# Direction:
Everything in the listing except the pictures should be written out exactly.

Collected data
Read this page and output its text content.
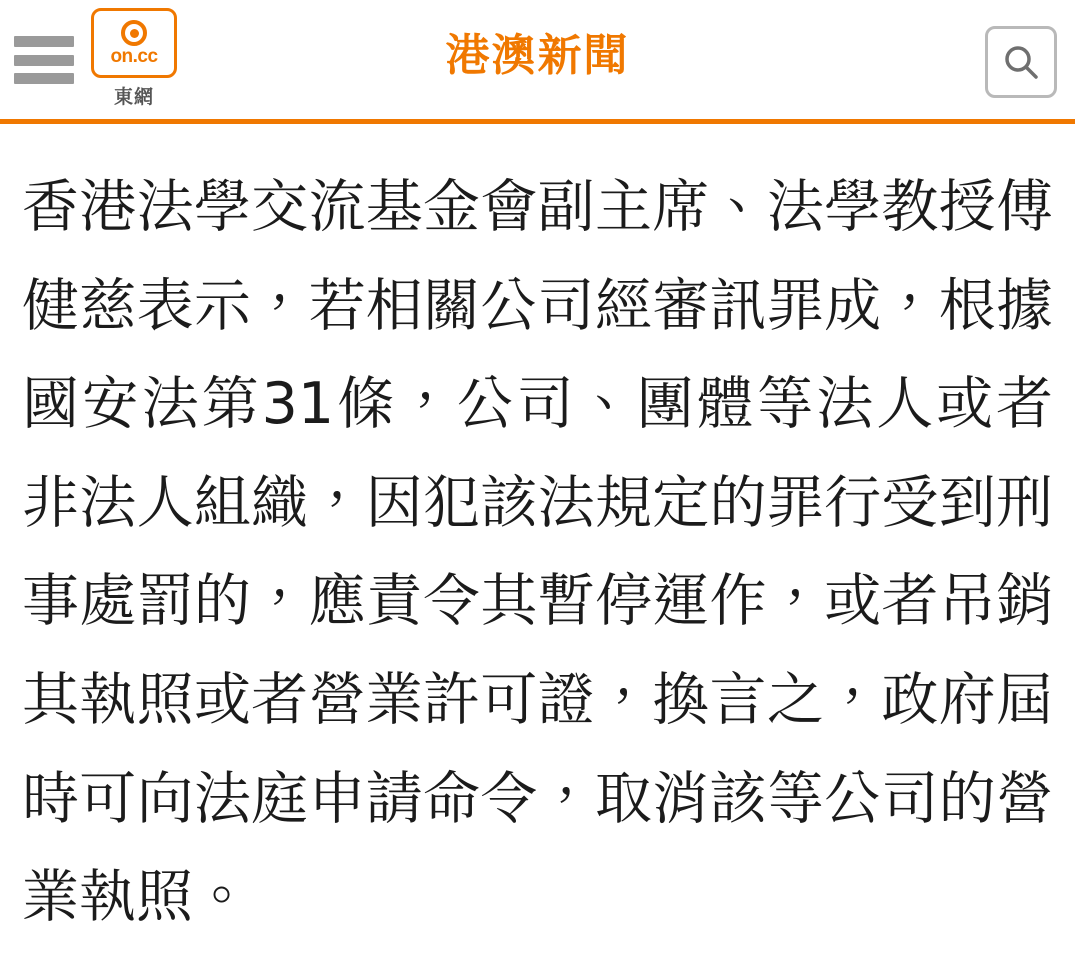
on.cc
東網
港澳新聞

香港法學交流基金會副主席、法學教授傅健慈表示，若相關公司經審訊罪成，根據國安法第31條，公司、團體等法人或者非法人組織，因犯該法規定的罪行受到刑事處罰的，應責令其暫停運作，或者吊銷其執照或者營業許可證，換言之，政府屆時可向法庭申請命令，取消該等公司的營業執照。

# Solution to the problem:
Read this page and output its text content.
on.cc
東網
港澳新聞

香港法學交流基金會副主席、法學教授傅健慈表示，若相關公司經審訊罪成，根據國安法第31條，公司、團體等法人或者非法人組織，因犯該法規定的罪行受到刑事處罰的，應責令其暫停運作，或者吊銷其執照或者營業許可證，換言之，政府屆時可向法庭申請命令，取消該等公司的營業執照。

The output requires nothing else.